▶ **Data entries**:
◇ ◇ ◇ ◇ ◇
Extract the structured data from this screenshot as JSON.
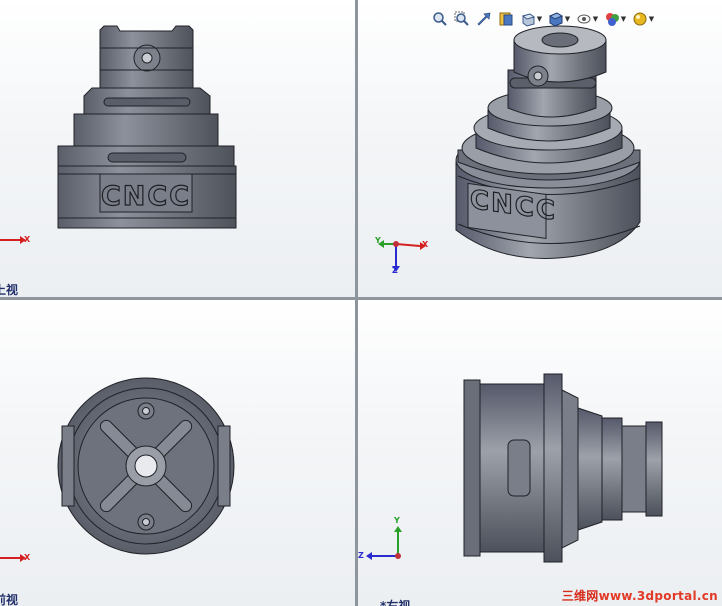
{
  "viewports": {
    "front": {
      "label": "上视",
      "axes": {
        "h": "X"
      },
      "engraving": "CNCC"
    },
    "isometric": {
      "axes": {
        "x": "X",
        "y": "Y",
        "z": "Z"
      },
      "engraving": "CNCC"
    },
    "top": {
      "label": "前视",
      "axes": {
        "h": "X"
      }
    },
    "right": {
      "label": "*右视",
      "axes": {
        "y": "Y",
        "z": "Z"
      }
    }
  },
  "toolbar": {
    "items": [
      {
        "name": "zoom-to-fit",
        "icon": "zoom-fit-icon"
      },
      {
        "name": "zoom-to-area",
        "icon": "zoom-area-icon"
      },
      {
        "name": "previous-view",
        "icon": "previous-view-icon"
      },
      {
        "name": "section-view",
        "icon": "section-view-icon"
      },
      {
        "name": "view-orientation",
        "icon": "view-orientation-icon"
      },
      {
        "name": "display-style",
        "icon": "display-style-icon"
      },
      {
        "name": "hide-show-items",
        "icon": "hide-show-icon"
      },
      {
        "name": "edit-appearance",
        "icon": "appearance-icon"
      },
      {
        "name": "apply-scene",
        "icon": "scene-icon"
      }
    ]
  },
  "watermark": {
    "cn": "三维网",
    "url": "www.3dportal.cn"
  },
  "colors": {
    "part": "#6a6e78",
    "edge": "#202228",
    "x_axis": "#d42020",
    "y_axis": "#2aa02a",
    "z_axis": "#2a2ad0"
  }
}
◇ ◇ ◇ ◇ ◇
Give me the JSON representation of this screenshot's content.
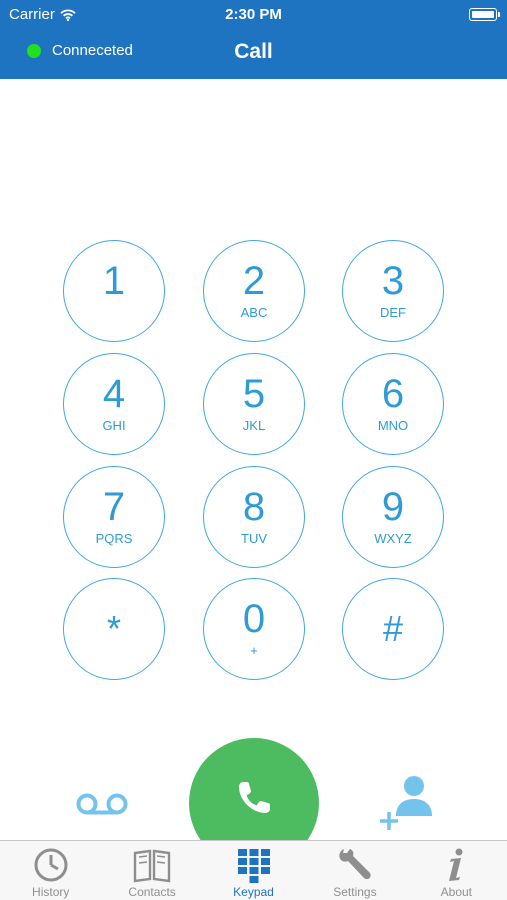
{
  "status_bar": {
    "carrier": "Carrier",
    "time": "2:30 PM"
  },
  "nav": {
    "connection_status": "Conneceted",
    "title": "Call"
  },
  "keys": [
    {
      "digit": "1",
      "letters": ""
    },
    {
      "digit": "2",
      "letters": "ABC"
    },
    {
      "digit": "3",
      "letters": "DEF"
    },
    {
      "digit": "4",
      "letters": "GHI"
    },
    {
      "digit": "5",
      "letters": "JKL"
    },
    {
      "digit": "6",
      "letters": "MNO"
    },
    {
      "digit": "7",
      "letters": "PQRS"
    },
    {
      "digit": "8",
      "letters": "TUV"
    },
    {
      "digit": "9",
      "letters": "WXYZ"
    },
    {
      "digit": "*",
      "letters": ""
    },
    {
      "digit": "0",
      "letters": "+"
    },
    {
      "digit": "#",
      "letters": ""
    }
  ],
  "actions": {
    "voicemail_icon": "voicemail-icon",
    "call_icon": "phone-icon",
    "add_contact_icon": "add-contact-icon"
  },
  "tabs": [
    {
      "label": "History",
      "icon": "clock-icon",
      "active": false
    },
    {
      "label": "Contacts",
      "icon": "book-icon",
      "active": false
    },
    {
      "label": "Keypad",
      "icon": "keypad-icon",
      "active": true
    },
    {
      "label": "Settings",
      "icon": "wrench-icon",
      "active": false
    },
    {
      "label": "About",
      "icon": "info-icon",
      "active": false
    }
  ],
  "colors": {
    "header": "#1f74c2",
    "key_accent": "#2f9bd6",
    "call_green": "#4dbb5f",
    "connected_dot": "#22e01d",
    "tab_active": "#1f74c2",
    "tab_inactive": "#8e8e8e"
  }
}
◇ ◇ ◇ ◇ ◇
Go through the material above and copy each line that has the word "letters".

      "letters": ""
      "letters": "ABC"
      "letters": "DEF"
      "letters": "GHI"
      "letters": "JKL"
      "letters": "MNO"
      "letters": "PQRS"
      "letters": "TUV"
      "letters": "WXYZ"
      "letters": ""
      "letters": "+"
      "letters": ""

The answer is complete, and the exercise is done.